_課題 1_. 研究会の記録によると、FIB-4 indexの算出に使われる血液生化学的検査データは何ですか？
_課題 2_. 研究会の記録の「関節リウマチ治療における肝障害とマネジメント」から「(年齢×AST)/(血小板数[1000/μL]×(ALT)1/2)」までを、一字も変えずに引用してください。

_本文_.
#####
第6回RAとIL-6研究会
2017年11月11日(土) 第6回RAとIL-6研究会に参加し、以下の講演を聴いてきました。印象に残ったコメントを記載します。
関節リウマチ治療における肝障害とマネジメント
福島赤十字病院 内科・消化器内科 宮田 昌之先生
この講演は最後の数分しか聴講できませんでした。
FIB-4 index:血液生化学的検査データ(ALT、AST、血小板数)を用いた肝線維化予測値でメトトレキサート(MTX)による肝線維化の推測にも有用。
算出方法
(年齢×AST)/(血小板数[1000/μL]×(ALT)1/2)
https://www.eapharma.co.jp/medicalexpert/product/livact/fib-4/calculator.html
関節リウマチに伴う社会的損失と治療介入の意義
産業医科大学 公衆衛生学教室 藤野 善久先生
健康とは労働者個人が保有する経営資源(根幹資源)である。
#####
_提供データ_.
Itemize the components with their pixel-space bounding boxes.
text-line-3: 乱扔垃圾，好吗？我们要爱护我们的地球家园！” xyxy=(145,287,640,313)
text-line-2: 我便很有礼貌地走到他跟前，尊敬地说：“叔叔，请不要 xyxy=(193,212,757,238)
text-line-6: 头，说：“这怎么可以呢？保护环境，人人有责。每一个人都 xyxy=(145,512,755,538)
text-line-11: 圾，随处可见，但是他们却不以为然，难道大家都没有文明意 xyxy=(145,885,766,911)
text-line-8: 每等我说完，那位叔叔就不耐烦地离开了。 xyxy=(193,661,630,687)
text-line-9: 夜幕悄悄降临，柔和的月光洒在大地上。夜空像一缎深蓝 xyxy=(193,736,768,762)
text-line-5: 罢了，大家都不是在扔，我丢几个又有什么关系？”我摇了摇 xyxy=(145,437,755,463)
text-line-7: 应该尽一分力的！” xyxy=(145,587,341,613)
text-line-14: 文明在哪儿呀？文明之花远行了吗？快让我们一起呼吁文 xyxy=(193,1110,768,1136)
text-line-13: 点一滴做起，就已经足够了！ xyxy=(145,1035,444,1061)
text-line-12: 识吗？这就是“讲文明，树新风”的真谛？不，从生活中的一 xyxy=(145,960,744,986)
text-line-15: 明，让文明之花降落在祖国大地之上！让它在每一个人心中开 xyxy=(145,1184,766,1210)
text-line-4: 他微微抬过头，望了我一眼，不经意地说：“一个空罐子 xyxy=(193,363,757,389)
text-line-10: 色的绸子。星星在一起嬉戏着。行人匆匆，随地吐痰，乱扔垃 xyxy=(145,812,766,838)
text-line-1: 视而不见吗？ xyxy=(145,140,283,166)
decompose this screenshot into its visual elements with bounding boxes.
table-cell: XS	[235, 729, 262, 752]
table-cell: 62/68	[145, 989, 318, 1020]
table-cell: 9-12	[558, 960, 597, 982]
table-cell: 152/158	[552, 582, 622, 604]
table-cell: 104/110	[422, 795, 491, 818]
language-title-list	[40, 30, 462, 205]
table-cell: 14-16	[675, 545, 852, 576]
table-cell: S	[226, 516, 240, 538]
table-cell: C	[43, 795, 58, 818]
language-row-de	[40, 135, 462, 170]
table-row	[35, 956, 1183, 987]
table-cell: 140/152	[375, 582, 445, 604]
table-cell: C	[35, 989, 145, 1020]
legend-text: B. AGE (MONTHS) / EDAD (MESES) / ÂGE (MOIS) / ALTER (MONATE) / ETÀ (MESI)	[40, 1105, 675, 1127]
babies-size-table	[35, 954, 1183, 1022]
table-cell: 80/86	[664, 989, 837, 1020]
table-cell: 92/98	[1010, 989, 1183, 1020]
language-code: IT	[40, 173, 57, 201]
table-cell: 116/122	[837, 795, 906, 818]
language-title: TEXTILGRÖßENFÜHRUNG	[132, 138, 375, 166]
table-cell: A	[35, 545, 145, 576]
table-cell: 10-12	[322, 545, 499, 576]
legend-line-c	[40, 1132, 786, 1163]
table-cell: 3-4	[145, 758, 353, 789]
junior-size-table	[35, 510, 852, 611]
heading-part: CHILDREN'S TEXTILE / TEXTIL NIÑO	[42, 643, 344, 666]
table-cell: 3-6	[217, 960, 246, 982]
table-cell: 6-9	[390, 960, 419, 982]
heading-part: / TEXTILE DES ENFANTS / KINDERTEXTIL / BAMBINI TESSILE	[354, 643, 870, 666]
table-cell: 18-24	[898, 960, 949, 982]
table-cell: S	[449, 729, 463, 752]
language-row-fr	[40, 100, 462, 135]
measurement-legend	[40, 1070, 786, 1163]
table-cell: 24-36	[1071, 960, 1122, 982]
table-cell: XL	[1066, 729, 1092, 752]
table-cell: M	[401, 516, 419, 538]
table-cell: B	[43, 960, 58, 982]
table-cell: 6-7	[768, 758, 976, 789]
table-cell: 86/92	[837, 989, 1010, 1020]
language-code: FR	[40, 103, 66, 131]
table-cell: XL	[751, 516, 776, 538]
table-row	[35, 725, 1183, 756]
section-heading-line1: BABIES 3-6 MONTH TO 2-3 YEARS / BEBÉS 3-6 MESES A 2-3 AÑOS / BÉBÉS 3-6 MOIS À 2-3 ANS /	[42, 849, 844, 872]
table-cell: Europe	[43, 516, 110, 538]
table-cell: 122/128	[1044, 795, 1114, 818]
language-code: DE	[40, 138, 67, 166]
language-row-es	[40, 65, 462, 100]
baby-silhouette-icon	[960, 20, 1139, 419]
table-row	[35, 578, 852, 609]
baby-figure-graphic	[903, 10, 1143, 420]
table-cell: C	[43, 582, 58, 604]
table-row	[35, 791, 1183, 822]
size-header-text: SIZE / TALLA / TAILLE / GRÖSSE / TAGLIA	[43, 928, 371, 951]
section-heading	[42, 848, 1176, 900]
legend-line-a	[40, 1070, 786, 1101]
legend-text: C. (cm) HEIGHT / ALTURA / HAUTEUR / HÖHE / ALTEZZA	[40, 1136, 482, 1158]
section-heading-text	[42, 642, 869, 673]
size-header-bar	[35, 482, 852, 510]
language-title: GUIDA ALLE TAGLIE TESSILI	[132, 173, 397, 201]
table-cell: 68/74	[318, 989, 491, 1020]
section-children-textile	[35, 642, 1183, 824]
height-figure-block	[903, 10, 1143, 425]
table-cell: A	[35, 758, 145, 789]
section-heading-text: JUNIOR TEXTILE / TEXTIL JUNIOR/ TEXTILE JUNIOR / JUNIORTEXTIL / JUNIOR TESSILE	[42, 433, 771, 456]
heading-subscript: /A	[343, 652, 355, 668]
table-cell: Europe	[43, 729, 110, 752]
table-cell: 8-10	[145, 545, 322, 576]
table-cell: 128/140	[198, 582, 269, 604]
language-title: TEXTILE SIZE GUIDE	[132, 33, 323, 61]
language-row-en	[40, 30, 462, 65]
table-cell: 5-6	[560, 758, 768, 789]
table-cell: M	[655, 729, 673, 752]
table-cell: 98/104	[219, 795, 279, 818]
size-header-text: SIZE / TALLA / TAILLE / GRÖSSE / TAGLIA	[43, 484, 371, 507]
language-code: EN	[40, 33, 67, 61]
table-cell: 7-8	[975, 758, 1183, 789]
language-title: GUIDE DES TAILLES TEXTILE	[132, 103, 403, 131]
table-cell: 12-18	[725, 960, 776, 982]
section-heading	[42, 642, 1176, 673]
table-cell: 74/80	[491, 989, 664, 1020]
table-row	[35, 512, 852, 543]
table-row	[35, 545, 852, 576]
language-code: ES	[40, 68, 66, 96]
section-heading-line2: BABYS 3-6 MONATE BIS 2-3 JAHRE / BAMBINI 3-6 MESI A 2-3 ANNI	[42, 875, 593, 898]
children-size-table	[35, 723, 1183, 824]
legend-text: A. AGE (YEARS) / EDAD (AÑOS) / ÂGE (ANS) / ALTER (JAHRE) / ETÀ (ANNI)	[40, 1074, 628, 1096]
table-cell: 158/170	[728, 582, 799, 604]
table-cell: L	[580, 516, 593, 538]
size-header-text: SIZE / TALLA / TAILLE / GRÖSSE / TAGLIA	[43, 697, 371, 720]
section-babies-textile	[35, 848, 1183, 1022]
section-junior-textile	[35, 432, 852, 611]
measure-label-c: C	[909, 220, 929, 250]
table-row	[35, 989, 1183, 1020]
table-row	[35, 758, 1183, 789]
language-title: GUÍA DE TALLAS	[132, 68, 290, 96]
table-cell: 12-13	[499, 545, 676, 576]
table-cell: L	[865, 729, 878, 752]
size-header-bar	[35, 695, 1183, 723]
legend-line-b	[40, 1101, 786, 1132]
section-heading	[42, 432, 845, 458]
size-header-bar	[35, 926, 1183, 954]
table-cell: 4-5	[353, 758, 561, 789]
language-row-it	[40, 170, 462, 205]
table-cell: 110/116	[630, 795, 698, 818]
#####
_解答 1_. ALT、AST、血小板数です。

_解答 2_.
関節リウマチ治療における肝障害とマネジメント
福島赤十字病院 内科・消化器内科 宮田 昌之先生
この講演は最後の数分しか聴講できませんでした。
FIB-4 index:血液生化学的検査データ(ALT、AST、血小板数)を用いた肝線維化予測値でメトトレキサート(MTX)による肝線維化の推測にも有用。
算出方法
(年齢×AST)/(血小板数[1000/μL]×(ALT)1/2)